TASK OBJECTIVE: Search the records that follow and extract every line containing the string "XXXX".

(Stored items from a collection)
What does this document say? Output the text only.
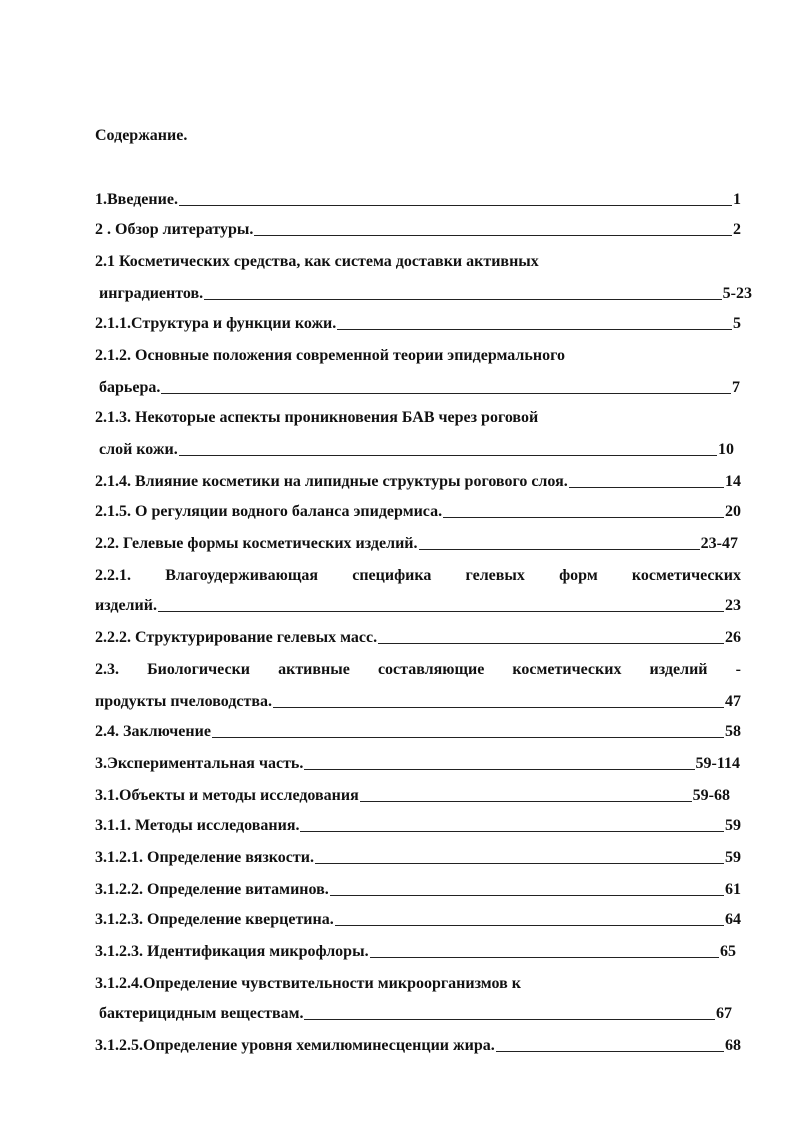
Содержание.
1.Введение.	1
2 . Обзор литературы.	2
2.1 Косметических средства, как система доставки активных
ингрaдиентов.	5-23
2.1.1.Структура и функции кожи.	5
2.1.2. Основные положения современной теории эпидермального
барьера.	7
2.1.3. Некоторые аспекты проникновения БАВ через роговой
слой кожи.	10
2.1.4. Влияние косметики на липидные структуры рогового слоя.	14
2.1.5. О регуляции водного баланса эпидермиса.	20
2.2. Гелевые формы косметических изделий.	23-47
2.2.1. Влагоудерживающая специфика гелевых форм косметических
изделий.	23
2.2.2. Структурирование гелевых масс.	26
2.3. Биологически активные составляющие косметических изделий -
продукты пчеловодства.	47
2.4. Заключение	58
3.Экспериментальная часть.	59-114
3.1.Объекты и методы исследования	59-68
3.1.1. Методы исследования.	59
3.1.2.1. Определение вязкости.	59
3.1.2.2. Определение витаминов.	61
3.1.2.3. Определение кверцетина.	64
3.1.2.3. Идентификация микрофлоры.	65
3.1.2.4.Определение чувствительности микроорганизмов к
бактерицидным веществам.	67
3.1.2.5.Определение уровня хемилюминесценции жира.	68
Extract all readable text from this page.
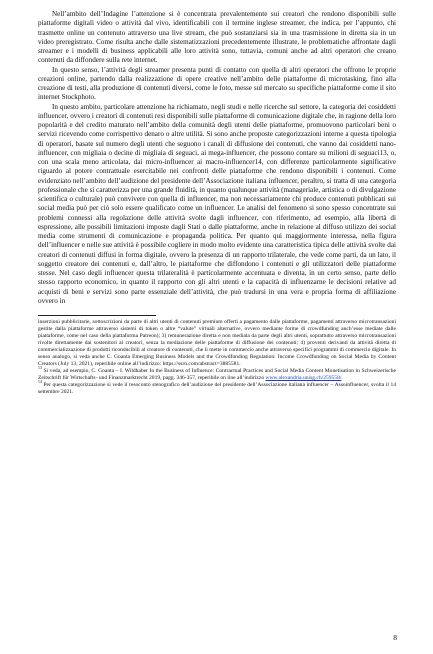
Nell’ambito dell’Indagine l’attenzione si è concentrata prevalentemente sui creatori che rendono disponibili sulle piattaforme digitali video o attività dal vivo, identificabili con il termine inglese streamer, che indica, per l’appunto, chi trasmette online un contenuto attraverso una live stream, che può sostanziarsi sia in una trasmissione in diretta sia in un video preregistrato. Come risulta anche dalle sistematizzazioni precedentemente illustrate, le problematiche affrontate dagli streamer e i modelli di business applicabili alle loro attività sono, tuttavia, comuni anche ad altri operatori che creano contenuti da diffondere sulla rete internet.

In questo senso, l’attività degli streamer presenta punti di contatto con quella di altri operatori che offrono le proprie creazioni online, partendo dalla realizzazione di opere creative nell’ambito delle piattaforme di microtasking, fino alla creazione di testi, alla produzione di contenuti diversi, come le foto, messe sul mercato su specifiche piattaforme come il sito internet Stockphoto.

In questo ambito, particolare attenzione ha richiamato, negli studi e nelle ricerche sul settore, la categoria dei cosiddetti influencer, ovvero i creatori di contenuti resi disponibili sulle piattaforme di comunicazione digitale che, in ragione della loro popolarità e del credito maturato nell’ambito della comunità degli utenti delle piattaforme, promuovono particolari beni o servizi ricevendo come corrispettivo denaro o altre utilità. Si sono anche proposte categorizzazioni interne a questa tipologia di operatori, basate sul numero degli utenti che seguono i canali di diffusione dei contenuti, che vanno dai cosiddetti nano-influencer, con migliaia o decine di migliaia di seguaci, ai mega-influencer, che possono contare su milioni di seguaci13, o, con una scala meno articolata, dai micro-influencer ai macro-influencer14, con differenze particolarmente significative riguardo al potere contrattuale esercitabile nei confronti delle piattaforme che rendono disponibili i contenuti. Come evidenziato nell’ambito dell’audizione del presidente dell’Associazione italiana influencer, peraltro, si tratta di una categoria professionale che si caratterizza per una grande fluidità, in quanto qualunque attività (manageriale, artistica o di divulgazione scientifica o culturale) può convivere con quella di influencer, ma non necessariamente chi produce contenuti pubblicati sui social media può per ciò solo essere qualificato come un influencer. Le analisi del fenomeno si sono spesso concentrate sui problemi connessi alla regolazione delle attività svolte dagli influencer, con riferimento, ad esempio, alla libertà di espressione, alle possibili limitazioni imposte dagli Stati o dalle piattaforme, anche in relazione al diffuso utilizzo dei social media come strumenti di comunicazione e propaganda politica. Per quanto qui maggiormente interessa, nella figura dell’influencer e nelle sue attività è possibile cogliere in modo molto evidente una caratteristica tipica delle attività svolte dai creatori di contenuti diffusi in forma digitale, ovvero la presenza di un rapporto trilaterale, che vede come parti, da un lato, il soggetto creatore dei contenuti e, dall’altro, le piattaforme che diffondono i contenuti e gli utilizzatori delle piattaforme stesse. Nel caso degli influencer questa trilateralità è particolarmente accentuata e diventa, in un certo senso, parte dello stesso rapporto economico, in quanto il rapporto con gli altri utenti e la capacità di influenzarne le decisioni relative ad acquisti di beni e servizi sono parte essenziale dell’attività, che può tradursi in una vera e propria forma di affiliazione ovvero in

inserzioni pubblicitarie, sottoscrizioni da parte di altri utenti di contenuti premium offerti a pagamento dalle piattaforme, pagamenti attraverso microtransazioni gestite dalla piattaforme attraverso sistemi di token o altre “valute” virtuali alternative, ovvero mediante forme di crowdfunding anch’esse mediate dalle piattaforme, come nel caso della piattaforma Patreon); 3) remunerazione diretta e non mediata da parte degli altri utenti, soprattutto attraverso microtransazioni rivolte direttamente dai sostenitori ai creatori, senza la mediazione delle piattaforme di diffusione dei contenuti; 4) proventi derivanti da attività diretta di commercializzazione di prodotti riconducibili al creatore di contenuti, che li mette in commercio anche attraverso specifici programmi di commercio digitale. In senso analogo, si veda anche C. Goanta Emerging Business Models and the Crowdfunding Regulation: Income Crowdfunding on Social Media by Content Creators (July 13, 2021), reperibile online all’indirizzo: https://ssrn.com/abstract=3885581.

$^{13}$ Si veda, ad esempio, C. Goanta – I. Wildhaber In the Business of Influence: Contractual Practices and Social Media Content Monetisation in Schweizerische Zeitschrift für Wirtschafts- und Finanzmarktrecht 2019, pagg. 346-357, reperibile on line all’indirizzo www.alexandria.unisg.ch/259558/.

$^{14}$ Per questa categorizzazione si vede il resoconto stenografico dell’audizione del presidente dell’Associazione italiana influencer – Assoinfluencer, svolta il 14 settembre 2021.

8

==

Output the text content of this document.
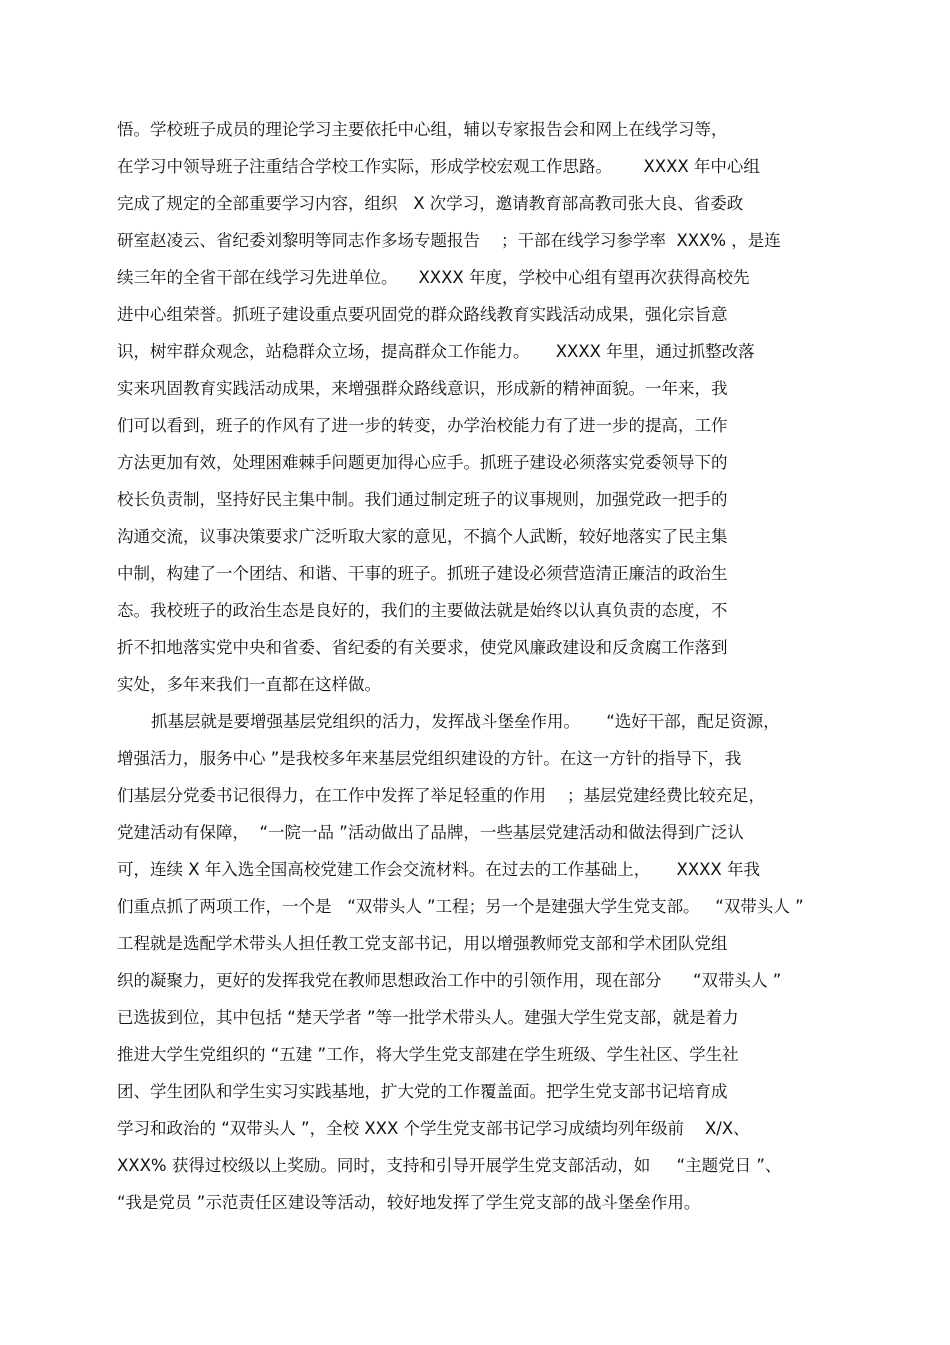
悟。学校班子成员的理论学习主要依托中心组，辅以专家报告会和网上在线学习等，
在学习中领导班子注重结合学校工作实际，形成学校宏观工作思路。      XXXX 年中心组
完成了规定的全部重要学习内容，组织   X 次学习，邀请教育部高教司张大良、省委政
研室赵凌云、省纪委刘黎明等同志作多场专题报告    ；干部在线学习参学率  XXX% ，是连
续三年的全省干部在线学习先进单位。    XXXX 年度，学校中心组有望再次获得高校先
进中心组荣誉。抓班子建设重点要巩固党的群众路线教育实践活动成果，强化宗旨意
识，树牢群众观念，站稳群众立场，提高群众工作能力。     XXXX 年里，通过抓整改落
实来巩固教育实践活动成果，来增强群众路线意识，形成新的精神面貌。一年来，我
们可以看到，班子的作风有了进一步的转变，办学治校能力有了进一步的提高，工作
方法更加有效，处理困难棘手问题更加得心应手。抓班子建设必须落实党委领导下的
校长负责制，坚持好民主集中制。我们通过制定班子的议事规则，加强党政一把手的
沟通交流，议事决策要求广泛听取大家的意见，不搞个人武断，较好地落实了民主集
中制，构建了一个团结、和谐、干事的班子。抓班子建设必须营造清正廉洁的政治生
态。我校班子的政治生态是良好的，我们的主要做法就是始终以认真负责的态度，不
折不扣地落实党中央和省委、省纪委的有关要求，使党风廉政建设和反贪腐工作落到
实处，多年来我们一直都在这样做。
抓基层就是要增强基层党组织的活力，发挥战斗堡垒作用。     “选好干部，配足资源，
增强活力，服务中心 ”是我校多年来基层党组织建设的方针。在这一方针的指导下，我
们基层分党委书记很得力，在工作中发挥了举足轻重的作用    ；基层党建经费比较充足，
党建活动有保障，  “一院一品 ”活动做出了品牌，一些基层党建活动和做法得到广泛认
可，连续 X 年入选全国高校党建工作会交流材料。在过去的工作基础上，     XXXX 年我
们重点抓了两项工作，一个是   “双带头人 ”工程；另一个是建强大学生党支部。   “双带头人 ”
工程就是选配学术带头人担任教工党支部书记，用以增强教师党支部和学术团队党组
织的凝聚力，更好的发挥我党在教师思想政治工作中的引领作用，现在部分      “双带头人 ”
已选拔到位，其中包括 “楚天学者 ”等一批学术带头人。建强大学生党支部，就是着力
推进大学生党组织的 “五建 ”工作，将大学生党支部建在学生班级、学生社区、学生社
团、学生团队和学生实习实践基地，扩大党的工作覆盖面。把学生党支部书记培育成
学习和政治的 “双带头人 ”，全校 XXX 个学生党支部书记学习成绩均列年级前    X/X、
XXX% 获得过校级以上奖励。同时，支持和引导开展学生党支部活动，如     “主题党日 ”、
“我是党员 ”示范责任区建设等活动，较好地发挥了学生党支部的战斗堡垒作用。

SOLUTION TO THE EXERCISE:
在学习中领导班子注重结合学校工作实际，形成学校宏观工作思路。      XXXX 年中心组
续三年的全省干部在线学习先进单位。    XXXX 年度，学校中心组有望再次获得高校先
识，树牢群众观念，站稳群众立场，提高群众工作能力。     XXXX 年里，通过抓整改落
可，连续 X 年入选全国高校党建工作会交流材料。在过去的工作基础上，     XXXX 年我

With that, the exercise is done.